- **THE REQUEST**: Restate every line of the material, word for word.

- **Stored data entries**:
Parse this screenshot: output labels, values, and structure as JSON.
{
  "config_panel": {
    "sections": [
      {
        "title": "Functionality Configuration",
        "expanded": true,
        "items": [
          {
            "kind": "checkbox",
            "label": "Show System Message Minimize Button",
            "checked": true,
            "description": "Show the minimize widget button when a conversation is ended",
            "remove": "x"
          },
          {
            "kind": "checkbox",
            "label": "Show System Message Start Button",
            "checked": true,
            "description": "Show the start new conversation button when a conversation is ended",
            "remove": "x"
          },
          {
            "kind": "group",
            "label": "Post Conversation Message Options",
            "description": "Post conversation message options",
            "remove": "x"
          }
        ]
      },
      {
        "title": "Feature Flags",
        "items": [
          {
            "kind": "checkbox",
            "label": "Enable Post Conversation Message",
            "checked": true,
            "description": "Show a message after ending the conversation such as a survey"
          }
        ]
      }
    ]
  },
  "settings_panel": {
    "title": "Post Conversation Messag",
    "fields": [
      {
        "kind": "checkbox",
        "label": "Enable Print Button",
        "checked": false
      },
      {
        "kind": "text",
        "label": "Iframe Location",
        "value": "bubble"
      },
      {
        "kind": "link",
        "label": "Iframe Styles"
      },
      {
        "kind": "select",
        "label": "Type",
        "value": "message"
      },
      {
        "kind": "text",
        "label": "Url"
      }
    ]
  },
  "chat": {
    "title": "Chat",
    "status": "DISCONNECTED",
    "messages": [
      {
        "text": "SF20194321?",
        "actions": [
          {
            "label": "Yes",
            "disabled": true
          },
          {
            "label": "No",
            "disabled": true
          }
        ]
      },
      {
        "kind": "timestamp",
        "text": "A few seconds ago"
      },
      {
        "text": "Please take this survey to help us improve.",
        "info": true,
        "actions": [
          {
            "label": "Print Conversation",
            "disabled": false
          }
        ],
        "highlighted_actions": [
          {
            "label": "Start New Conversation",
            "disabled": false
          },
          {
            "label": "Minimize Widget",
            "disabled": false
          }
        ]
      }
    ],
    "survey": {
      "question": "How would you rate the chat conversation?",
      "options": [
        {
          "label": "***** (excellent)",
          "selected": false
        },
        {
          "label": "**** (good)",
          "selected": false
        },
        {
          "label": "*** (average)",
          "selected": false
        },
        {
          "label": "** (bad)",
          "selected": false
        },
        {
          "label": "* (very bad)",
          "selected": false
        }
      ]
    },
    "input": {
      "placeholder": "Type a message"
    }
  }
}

- **RESULT OF THE EXERCISE**:
Parse this screenshot: output labels, values, and structure as JSON.
{
  "config_panel": {
    "sections": [
      {
        "title": "Functionality Configuration",
        "expanded": true,
        "items": [
          {
            "kind": "checkbox",
            "label": "Show System Message Minimize Button",
            "checked": true,
            "description": "Show the minimize widget button when a conversation is ended",
            "remove": "x"
          },
          {
            "kind": "checkbox",
            "label": "Show System Message Start Button",
            "checked": true,
            "description": "Show the start new conversation button when a conversation is ended",
            "remove": "x"
          },
          {
            "kind": "group",
            "label": "Post Conversation Message Options",
            "description": "Post conversation message options",
            "remove": "x"
          }
        ]
      },
      {
        "title": "Feature Flags",
        "items": [
          {
            "kind": "checkbox",
            "label": "Enable Post Conversation Message",
            "checked": true,
            "description": "Show a message after ending the conversation such as a survey"
          }
        ]
      }
    ]
  },
  "settings_panel": {
    "title": "Post Conversation Messag",
    "fields": [
      {
        "kind": "checkbox",
        "label": "Enable Print Button",
        "checked": false
      },
      {
        "kind": "text",
        "label": "Iframe Location",
        "value": "bubble"
      },
      {
        "kind": "link",
        "label": "Iframe Styles"
      },
      {
        "kind": "select",
        "label": "Type",
        "value": "message"
      },
      {
        "kind": "text",
        "label": "Url"
      }
    ]
  },
  "chat": {
    "title": "Chat",
    "status": "DISCONNECTED",
    "messages": [
      {
        "text": "SF20194321?",
        "actions": [
          {
            "label": "Yes",
            "disabled": true
          },
          {
            "label": "No",
            "disabled": true
          }
        ]
      },
      {
        "kind": "timestamp",
        "text": "A few seconds ago"
      },
      {
        "text": "Please take this survey to help us improve.",
        "info": true,
        "actions": [
          {
            "label": "Print Conversation",
            "disabled": false
          }
        ],
        "highlighted_actions": [
          {
            "label": "Start New Conversation",
            "disabled": false
          },
          {
            "label": "Minimize Widget",
            "disabled": false
          }
        ]
      }
    ],
    "survey": {
      "question": "How would you rate the chat conversation?",
      "options": [
        {
          "label": "***** (excellent)",
          "selected": false
        },
        {
          "label": "**** (good)",
          "selected": false
        },
        {
          "label": "*** (average)",
          "selected": false
        },
        {
          "label": "** (bad)",
          "selected": false
        },
        {
          "label": "* (very bad)",
          "selected": false
        }
      ]
    },
    "input": {
      "placeholder": "Type a message"
    }
  }
}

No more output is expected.